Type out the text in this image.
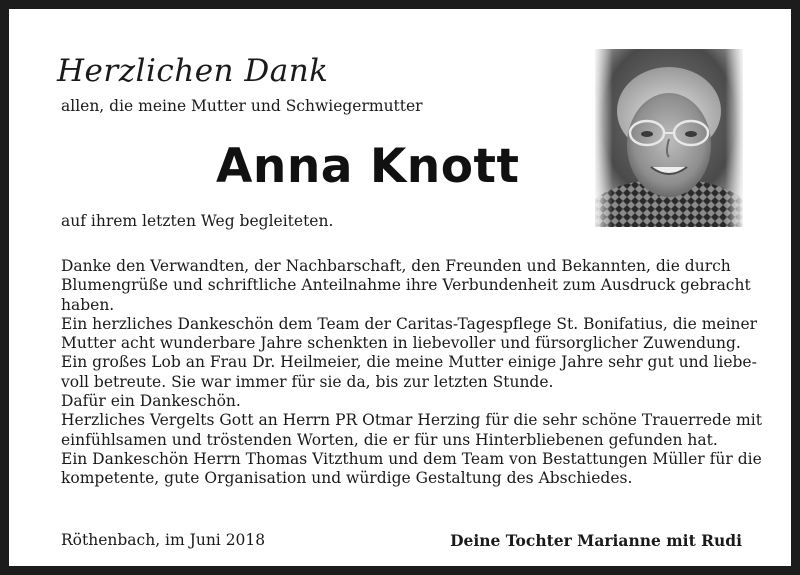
Herzlichen Dank
allen, die meine Mutter und Schwiegermutter
Anna Knott
auf ihrem letzten Weg begleiteten.
Danke den Verwandten, der Nachbarschaft, den Freunden und Bekannten, die durch
Blumengrüße und schriftliche Anteilnahme ihre Verbundenheit zum Ausdruck gebracht
haben.
Ein herzliches Dankeschön dem Team der Caritas-Tagespflege St. Bonifatius, die meiner
Mutter acht wunderbare Jahre schenkten in liebevoller und fürsorglicher Zuwendung.
Ein großes Lob an Frau Dr. Heilmeier, die meine Mutter einige Jahre sehr gut und liebe-
voll betreute. Sie war immer für sie da, bis zur letzten Stunde.
Dafür ein Dankeschön.
Herzliches Vergelts Gott an Herrn PR Otmar Herzing für die sehr schöne Trauerrede mit
einfühlsamen und tröstenden Worten, die er für uns Hinterbliebenen gefunden hat.
Ein Dankeschön Herrn Thomas Vitzthum und dem Team von Bestattungen Müller für die
kompetente, gute Organisation und würdige Gestaltung des Abschiedes.
Röthenbach, im Juni 2018	Deine Tochter Marianne mit Rudi
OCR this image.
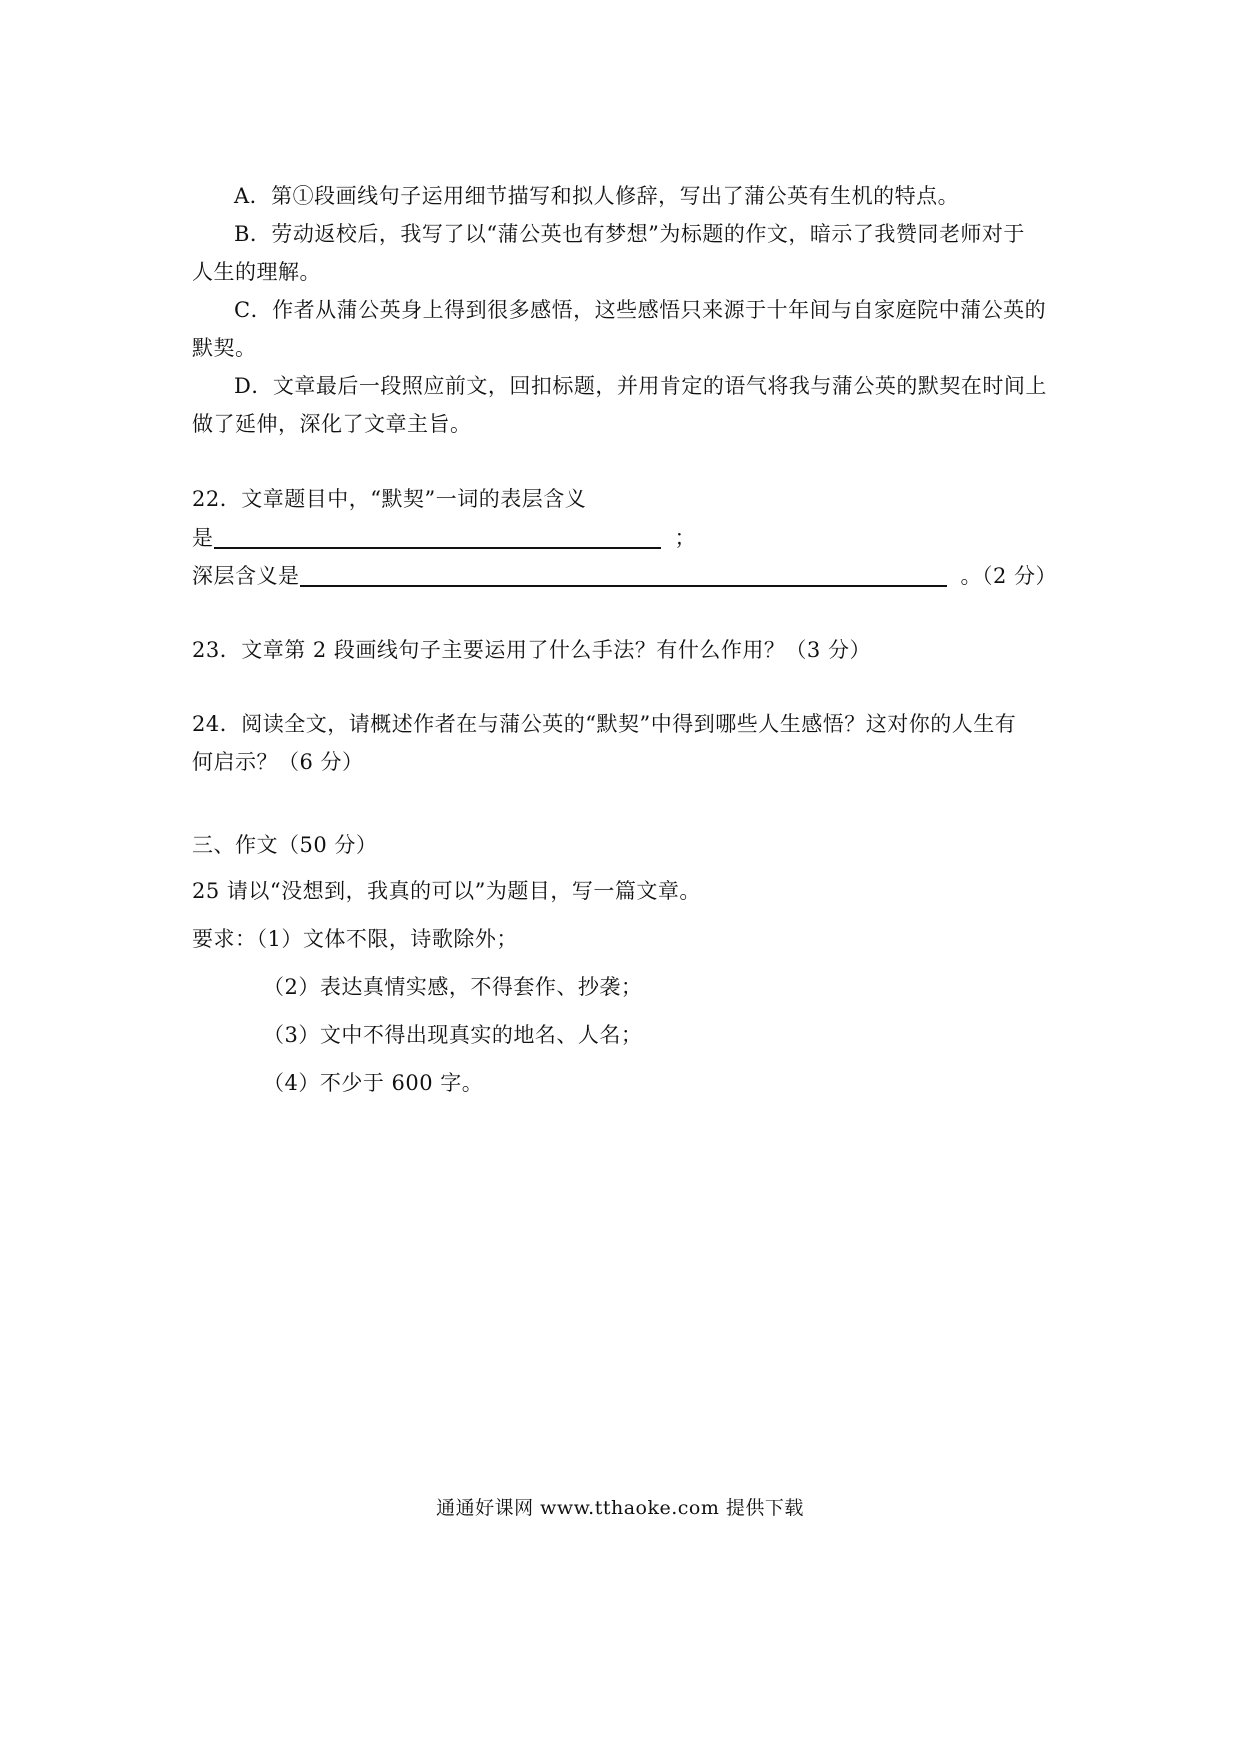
A．第①段画线句子运用细节描写和拟人修辞，写出了蒲公英有生机的特点。
B．劳动返校后，我写了以“蒲公英也有梦想”为标题的作文，暗示了我赞同老师对于
人生的理解。
C．作者从蒲公英身上得到很多感悟，这些感悟只来源于十年间与自家庭院中蒲公英的
默契。
D．文章最后一段照应前文，回扣标题，并用肯定的语气将我与蒲公英的默契在时间上
做了延伸，深化了文章主旨。
22．文章题目中，“默契”一词的表层含义
是	；
深层含义是	。（2 分）
23．文章第 2 段画线句子主要运用了什么手法？有什么作用？（3 分）
24．阅读全文，请概述作者在与蒲公英的“默契”中得到哪些人生感悟？这对你的人生有
何启示？（6 分）
三、作文（50 分）
25 请以“没想到，我真的可以”为题目，写一篇文章。
要求：（1）文体不限，诗歌除外；
（2）表达真情实感，不得套作、抄袭；
（3）文中不得出现真实的地名、人名；
（4）不少于 600 字。
通通好课网 www.tthaoke.com 提供下载
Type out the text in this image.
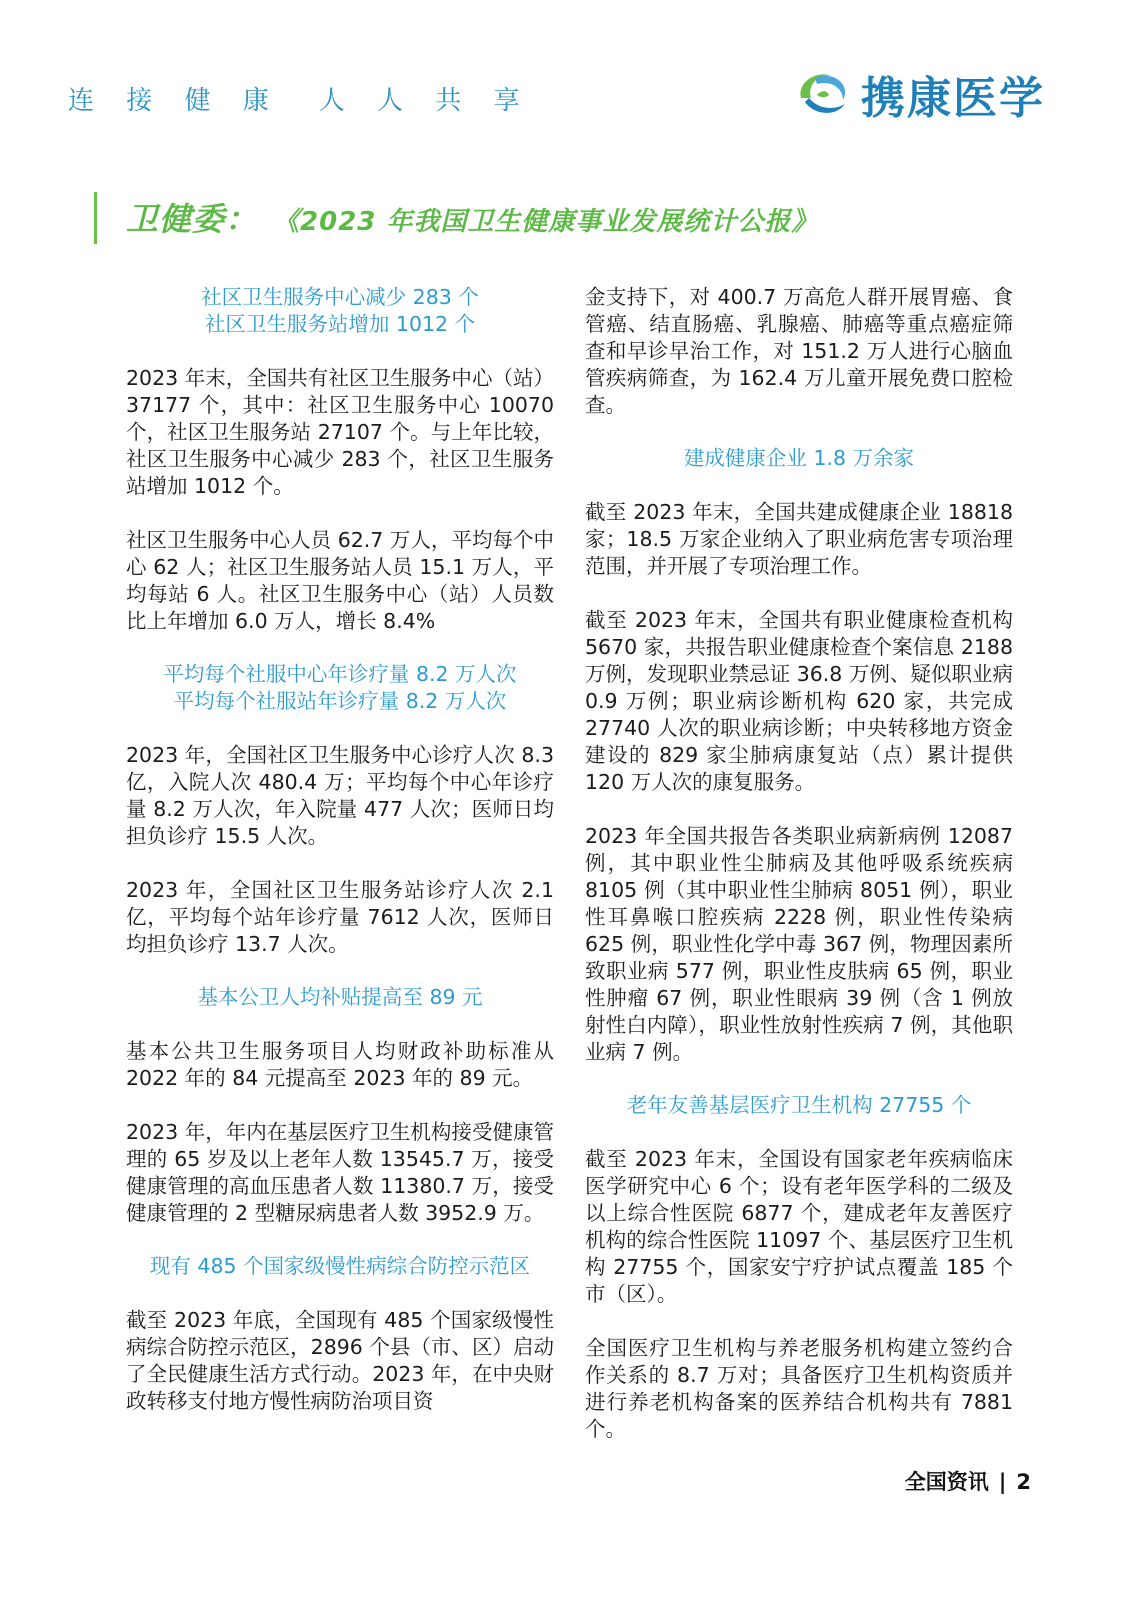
连 接 健 康 人 人 共 享	携康医学
卫健委： 《2023 年我国卫生健康事业发展统计公报》
社区卫生服务中心减少 283 个
社区卫生服务站增加 1012 个
2023 年末，全国共有社区卫生服务中心（站）37177 个，其中：社区卫生服务中心 10070 个，社区卫生服务站 27107 个。与上年比较，社区卫生服务中心减少 283 个，社区卫生服务站增加 1012 个。
社区卫生服务中心人员 62.7 万人，平均每个中心 62 人；社区卫生服务站人员 15.1 万人，平均每站 6 人。社区卫生服务中心（站）人员数比上年增加 6.0 万人，增长 8.4%
平均每个社服中心年诊疗量 8.2 万人次
平均每个社服站年诊疗量 8.2 万人次
2023 年，全国社区卫生服务中心诊疗人次 8.3 亿，入院人次 480.4 万；平均每个中心年诊疗量 8.2 万人次，年入院量 477 人次；医师日均担负诊疗 15.5 人次。
2023 年，全国社区卫生服务站诊疗人次 2.1 亿，平均每个站年诊疗量 7612 人次，医师日均担负诊疗 13.7 人次。
基本公卫人均补贴提高至 89 元
基本公共卫生服务项目人均财政补助标准从 2022 年的 84 元提高至 2023 年的 89 元。
2023 年，年内在基层医疗卫生机构接受健康管理的 65 岁及以上老年人数 13545.7 万，接受健康管理的高血压患者人数 11380.7 万，接受健康管理的 2 型糖尿病患者人数 3952.9 万。
现有 485 个国家级慢性病综合防控示范区
截至 2023 年底，全国现有 485 个国家级慢性病综合防控示范区，2896 个县（市、区）启动了全民健康生活方式行动。2023 年，在中央财政转移支付地方慢性病防治项目资
金支持下，对 400.7 万高危人群开展胃癌、食管癌、结直肠癌、乳腺癌、肺癌等重点癌症筛查和早诊早治工作，对 151.2 万人进行心脑血管疾病筛查，为 162.4 万儿童开展免费口腔检查。
建成健康企业 1.8 万余家
截至 2023 年末，全国共建成健康企业 18818 家；18.5 万家企业纳入了职业病危害专项治理范围，并开展了专项治理工作。
截至 2023 年末，全国共有职业健康检查机构 5670 家，共报告职业健康检查个案信息 2188 万例，发现职业禁忌证 36.8 万例、疑似职业病 0.9 万例；职业病诊断机构 620 家，共完成 27740 人次的职业病诊断；中央转移地方资金建设的 829 家尘肺病康复站（点）累计提供 120 万人次的康复服务。
2023 年全国共报告各类职业病新病例 12087 例，其中职业性尘肺病及其他呼吸系统疾病 8105 例（其中职业性尘肺病 8051 例），职业性耳鼻喉口腔疾病 2228 例，职业性传染病 625 例，职业性化学中毒 367 例，物理因素所致职业病 577 例，职业性皮肤病 65 例，职业性肿瘤 67 例，职业性眼病 39 例（含 1 例放射性白内障），职业性放射性疾病 7 例，其他职业病 7 例。
老年友善基层医疗卫生机构 27755 个
截至 2023 年末，全国设有国家老年疾病临床医学研究中心 6 个；设有老年医学科的二级及以上综合性医院 6877 个，建成老年友善医疗机构的综合性医院 11097 个、基层医疗卫生机构 27755 个，国家安宁疗护试点覆盖 185 个市（区）。
全国医疗卫生机构与养老服务机构建立签约合作关系的 8.7 万对；具备医疗卫生机构资质并进行养老机构备案的医养结合机构共有 7881 个。
全国资讯 | 2
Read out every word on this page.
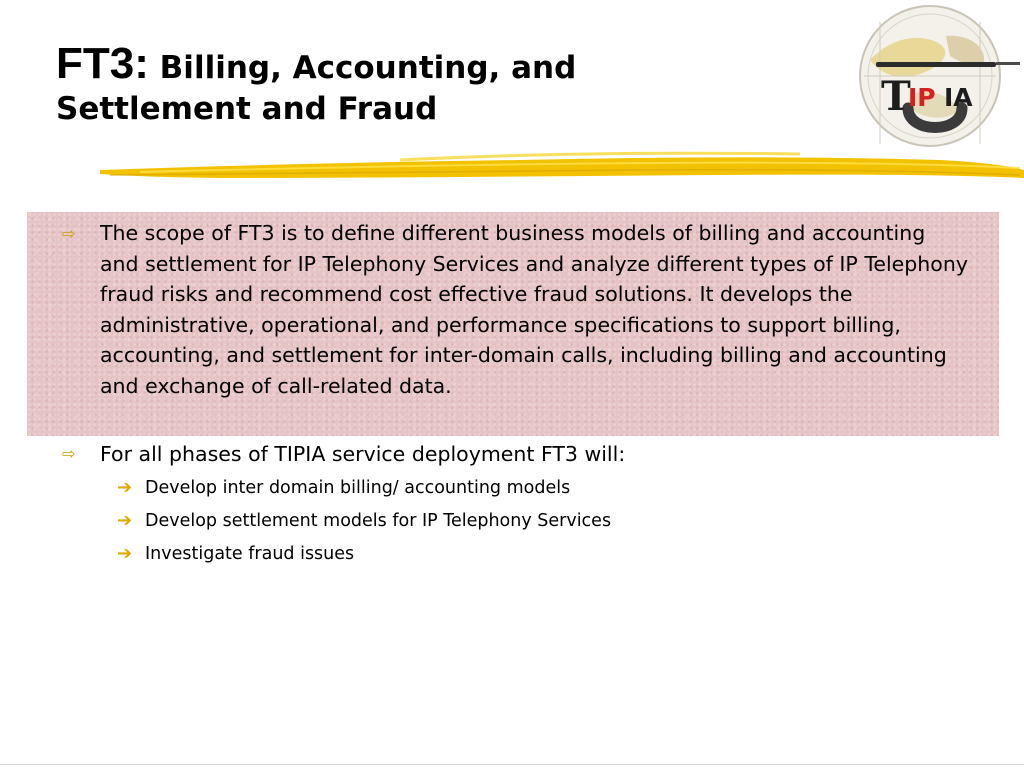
FT3: Billing, Accounting, and
Settlement and Fraud	T
IP IA
⇨ The scope of FT3 is to define different business models of billing and accounting and settlement for IP Telephony Services and analyze different types of IP Telephony fraud risks and recommend cost effective fraud solutions. It develops the administrative, operational, and performance specifications to support billing, accounting, and settlement for inter-domain calls, including billing and accounting and exchange of call-related data.
⇨ For all phases of TIPIA service deployment FT3 will:
➔ Develop inter domain billing/ accounting models
➔ Develop settlement models for IP Telephony Services
➔ Investigate fraud issues
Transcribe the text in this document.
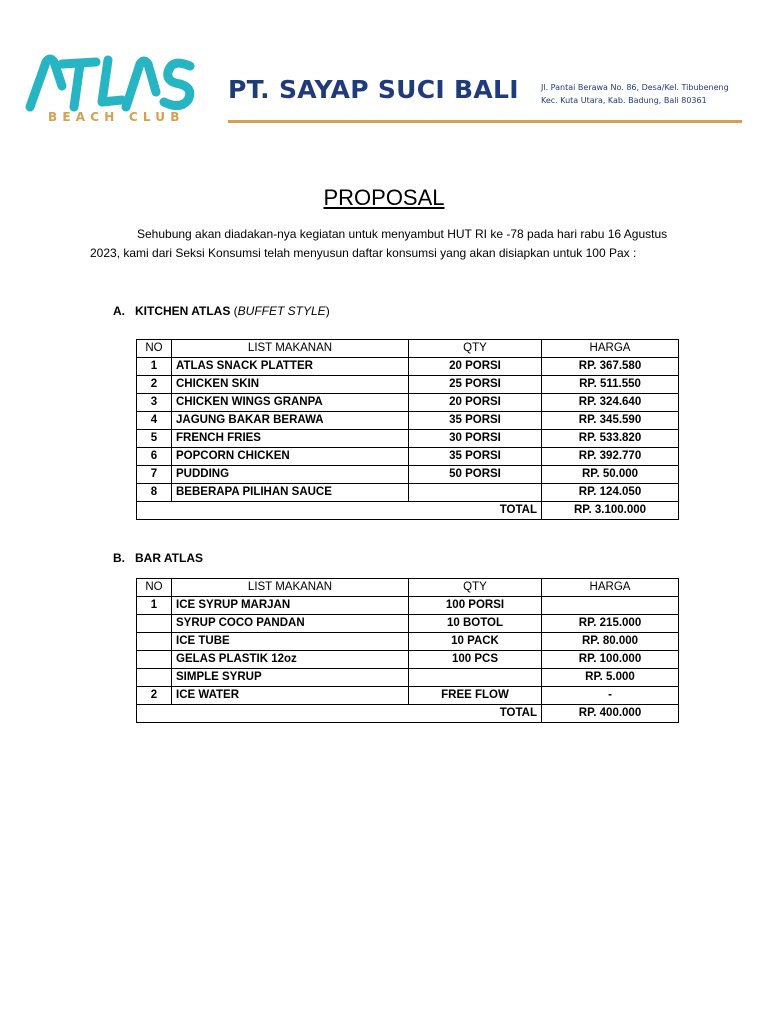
BEACH CLUB
PT. SAYAP SUCI BALI	Jl. Pantai Berawa No. 86, Desa/Kel. Tibubeneng
Kec. Kuta Utara, Kab. Badung, Bali 80361
PROPOSAL
Sehubung akan diadakan-nya kegiatan untuk menyambut HUT RI ke -78 pada hari rabu 16 Agustus 2023, kami dari Seksi Konsumsi telah menyusun daftar konsumsi yang akan disiapkan untuk 100 Pax :
A. KITCHEN ATLAS (BUFFET STYLE)
NO	LIST MAKANAN	QTY	HARGA
1	ATLAS SNACK PLATTER	20 PORSI	RP. 367.580
2	CHICKEN SKIN	25 PORSI	RP. 511.550
3	CHICKEN WINGS GRANPA	20 PORSI	RP. 324.640
4	JAGUNG BAKAR BERAWA	35 PORSI	RP. 345.590
5	FRENCH FRIES	30 PORSI	RP. 533.820
6	POPCORN CHICKEN	35 PORSI	RP. 392.770
7	PUDDING	50 PORSI	RP. 50.000
8	BEBERAPA PILIHAN SAUCE		RP. 124.050
TOTAL			RP. 3.100.000
B. BAR ATLAS
NO	LIST MAKANAN	QTY	HARGA
1	ICE SYRUP MARJAN	100 PORSI	
	SYRUP COCO PANDAN	10 BOTOL	RP. 215.000
	ICE TUBE	10 PACK	RP. 80.000
	GELAS PLASTIK 12oz	100 PCS	RP. 100.000
	SIMPLE SYRUP		RP. 5.000
2	ICE WATER	FREE FLOW	-
TOTAL			RP. 400.000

◆ **TASK INSTRUCTIONS**
Answer with one number: how many lines of the entries above include the word "Team".

◆ **RESULT OF THIS TASK**
2